• **Your goal**:
Extract, from the listing that follows, each line containing the word "text".
======== Data for this task
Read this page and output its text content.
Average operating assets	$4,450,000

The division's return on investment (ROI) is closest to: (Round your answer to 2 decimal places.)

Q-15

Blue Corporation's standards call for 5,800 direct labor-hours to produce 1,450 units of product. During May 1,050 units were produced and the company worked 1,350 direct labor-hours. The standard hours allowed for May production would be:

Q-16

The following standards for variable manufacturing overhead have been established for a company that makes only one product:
================
======== Data for this task
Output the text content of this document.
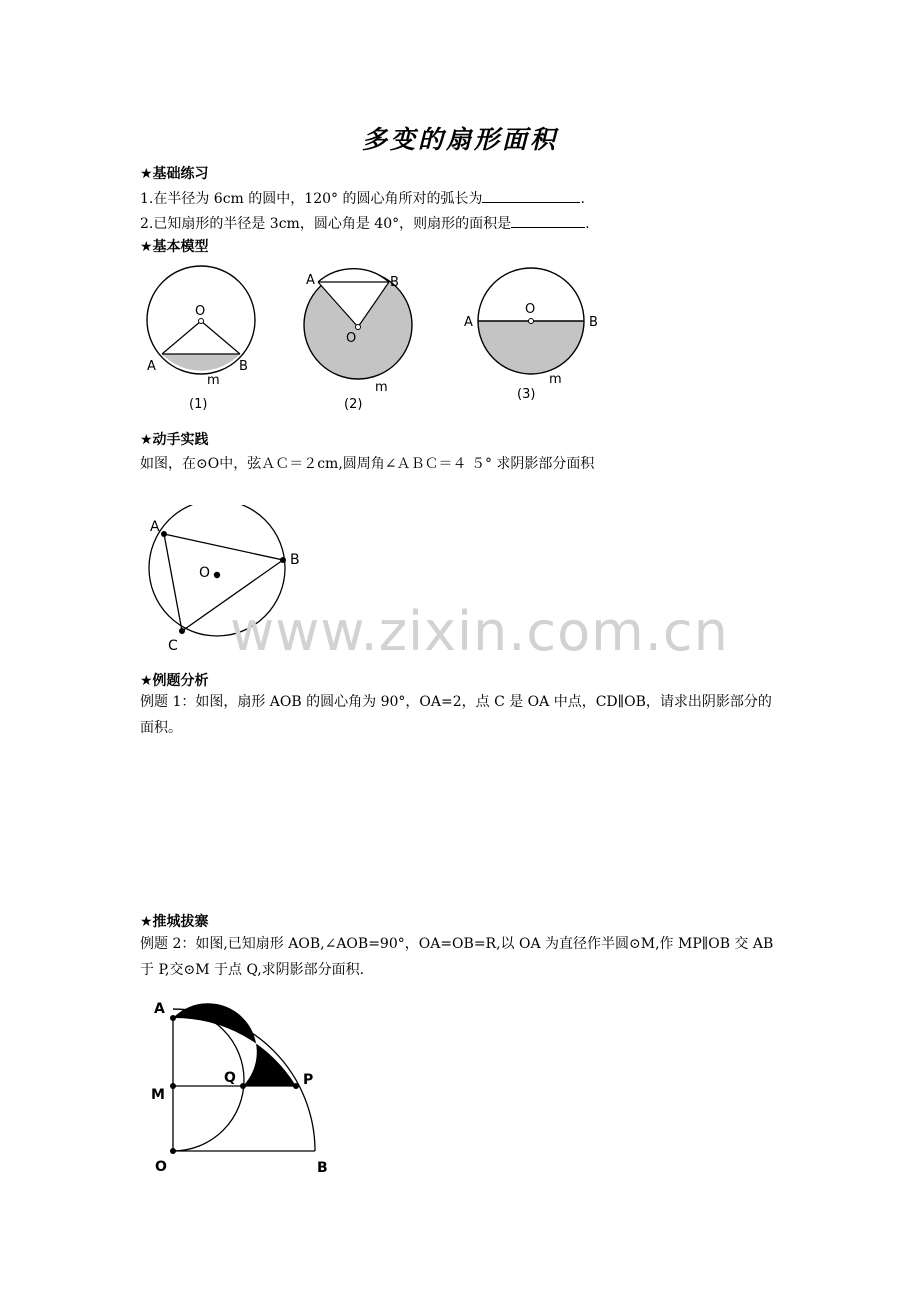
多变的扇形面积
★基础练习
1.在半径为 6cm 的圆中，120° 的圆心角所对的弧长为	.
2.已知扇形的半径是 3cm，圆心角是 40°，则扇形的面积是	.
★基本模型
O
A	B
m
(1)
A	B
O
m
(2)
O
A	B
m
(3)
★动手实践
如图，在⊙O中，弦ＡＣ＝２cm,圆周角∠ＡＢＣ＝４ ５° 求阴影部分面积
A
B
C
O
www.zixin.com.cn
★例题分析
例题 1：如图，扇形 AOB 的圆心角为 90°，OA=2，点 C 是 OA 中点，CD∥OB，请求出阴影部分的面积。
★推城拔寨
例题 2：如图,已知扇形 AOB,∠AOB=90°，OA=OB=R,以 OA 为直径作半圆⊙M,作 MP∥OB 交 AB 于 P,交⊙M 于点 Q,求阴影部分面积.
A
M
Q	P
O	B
================
• **The result**:
Read this page and output its text content.
Output the text content of this document.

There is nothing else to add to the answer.